[Dataset entries on figures]
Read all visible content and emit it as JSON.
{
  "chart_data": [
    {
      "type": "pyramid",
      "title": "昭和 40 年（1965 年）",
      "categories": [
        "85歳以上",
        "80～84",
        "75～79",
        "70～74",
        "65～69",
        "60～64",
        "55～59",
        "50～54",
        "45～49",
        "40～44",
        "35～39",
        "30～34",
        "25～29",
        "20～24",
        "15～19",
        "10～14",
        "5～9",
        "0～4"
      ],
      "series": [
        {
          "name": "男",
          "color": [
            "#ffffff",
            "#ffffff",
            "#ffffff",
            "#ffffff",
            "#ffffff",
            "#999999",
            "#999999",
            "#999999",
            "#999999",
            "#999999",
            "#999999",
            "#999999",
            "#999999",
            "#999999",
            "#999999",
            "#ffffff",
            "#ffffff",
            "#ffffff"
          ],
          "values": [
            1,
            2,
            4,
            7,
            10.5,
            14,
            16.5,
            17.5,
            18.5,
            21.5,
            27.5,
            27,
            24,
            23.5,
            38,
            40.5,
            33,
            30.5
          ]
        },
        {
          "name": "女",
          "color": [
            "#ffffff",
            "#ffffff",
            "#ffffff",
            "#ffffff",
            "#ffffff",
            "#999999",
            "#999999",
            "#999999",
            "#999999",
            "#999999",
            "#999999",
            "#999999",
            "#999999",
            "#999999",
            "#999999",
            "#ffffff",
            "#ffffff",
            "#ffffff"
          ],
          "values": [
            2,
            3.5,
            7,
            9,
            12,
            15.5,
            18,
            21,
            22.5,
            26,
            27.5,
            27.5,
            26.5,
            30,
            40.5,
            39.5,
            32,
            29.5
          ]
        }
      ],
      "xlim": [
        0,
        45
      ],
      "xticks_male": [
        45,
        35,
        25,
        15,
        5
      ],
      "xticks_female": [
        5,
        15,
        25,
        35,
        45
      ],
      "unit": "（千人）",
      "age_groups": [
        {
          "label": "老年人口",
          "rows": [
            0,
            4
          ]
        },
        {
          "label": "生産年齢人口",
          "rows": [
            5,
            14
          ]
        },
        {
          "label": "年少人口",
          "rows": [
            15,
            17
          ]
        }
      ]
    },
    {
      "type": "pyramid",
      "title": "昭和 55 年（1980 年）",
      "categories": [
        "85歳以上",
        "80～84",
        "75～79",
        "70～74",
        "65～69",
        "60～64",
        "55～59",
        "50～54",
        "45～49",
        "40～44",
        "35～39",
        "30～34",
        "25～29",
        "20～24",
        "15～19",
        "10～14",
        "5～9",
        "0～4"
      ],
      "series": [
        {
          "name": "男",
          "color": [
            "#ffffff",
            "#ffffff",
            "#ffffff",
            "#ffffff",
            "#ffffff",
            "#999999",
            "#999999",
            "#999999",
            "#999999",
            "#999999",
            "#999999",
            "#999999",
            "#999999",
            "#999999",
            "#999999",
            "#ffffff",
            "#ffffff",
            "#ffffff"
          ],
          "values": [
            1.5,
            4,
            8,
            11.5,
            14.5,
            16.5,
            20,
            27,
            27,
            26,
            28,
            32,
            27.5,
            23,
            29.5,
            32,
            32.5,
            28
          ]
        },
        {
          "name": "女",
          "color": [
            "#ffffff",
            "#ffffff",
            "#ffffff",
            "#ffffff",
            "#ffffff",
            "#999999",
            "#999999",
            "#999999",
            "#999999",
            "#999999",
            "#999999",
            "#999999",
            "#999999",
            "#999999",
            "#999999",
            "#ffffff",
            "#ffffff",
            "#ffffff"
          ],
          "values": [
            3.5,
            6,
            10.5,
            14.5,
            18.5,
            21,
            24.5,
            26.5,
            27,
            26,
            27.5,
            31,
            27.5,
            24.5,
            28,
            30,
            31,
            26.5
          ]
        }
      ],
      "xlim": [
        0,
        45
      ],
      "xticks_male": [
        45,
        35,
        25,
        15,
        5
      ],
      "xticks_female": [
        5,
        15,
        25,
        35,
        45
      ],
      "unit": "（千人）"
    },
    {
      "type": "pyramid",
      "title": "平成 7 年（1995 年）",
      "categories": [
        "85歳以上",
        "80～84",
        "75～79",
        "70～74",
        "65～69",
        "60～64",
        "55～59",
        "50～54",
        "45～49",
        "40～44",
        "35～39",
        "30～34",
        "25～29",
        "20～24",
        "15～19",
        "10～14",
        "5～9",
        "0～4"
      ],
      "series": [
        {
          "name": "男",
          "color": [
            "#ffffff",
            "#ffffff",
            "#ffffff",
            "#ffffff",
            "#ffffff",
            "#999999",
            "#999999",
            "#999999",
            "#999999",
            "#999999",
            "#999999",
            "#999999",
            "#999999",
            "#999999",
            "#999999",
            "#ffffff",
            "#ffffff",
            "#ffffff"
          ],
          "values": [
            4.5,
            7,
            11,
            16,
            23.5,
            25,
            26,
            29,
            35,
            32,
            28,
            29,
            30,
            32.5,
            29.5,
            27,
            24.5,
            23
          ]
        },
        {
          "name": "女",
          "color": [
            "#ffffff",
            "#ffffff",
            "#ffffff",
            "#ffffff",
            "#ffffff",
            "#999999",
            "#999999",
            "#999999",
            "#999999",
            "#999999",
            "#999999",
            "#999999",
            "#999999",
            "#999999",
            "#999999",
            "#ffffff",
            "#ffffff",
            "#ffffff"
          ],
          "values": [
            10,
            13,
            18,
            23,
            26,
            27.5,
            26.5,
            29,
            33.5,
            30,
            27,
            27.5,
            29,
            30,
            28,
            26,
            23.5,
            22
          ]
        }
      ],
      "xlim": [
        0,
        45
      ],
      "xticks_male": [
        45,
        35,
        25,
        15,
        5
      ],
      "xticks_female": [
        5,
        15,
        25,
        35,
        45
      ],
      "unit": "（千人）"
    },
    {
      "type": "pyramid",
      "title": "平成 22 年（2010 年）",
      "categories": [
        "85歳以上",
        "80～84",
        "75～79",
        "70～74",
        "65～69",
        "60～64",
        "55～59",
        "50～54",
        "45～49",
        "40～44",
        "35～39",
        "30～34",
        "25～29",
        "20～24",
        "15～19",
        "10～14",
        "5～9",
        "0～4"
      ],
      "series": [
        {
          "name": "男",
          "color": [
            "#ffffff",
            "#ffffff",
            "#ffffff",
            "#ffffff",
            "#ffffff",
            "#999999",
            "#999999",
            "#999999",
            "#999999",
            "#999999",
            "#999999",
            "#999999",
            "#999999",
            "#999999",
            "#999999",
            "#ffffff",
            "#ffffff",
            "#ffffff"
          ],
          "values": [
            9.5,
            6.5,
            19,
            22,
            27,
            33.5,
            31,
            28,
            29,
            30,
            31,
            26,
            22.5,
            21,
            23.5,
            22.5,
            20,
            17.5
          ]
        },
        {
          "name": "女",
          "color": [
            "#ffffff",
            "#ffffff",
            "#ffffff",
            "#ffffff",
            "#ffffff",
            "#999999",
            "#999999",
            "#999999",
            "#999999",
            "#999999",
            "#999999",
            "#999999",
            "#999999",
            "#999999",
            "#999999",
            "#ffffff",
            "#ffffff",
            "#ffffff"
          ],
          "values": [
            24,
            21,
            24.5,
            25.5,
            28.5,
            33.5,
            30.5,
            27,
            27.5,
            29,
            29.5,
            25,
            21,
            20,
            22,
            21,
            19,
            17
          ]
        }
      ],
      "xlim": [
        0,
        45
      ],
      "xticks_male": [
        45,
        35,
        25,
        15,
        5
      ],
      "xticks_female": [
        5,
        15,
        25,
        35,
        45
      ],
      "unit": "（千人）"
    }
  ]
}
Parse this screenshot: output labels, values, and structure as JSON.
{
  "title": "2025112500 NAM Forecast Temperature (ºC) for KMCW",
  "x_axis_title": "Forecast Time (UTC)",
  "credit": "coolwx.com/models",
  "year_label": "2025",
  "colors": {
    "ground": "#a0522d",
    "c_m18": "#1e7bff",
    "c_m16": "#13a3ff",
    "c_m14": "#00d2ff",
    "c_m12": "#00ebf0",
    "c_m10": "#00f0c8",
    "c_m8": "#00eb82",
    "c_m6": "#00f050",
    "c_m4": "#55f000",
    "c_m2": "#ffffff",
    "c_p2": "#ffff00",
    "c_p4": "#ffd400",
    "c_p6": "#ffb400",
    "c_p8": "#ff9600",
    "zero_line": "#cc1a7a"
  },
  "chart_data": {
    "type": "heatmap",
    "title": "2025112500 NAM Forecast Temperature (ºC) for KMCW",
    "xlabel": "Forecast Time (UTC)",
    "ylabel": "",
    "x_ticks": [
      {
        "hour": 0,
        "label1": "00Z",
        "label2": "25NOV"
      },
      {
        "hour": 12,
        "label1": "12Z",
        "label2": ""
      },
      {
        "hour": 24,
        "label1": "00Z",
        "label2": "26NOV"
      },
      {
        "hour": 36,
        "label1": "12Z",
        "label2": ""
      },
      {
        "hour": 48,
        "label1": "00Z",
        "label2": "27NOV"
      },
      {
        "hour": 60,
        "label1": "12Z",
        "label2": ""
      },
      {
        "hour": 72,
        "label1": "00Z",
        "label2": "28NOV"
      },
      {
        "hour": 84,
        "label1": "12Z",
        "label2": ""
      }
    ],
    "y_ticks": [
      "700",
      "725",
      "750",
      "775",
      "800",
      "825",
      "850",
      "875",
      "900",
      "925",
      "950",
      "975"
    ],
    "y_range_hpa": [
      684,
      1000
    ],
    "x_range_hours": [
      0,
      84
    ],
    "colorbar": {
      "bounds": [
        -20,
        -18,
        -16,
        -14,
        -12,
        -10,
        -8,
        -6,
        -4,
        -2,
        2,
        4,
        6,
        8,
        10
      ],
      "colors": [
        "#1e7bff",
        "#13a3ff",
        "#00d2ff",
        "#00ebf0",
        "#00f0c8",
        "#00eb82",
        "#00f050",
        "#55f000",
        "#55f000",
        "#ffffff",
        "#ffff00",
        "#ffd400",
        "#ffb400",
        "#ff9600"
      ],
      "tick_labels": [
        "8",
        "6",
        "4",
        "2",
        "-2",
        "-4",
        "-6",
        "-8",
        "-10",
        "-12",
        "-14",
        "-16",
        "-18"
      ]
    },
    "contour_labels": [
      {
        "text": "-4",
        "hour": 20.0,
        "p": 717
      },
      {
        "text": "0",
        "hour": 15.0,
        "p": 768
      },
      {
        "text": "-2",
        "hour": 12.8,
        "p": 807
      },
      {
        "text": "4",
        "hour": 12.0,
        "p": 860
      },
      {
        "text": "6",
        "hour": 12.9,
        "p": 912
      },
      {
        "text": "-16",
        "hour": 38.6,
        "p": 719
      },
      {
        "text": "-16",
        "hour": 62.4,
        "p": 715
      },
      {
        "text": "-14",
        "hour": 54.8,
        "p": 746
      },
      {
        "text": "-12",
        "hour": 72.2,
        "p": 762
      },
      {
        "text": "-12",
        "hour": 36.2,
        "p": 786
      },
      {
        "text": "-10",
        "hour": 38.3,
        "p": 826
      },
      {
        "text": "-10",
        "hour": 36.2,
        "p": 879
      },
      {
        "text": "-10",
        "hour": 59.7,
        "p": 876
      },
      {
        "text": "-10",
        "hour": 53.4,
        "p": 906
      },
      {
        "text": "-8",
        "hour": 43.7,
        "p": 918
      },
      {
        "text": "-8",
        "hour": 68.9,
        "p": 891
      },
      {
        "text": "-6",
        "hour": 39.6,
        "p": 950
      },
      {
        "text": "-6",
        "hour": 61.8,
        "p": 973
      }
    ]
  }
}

- Problem details: Which lines of the data above contain "JSON"? Copy each one.

- Result:
Read all visible content and emit it as JSON.
Parse this screenshot: output labels, values, and structure as JSON.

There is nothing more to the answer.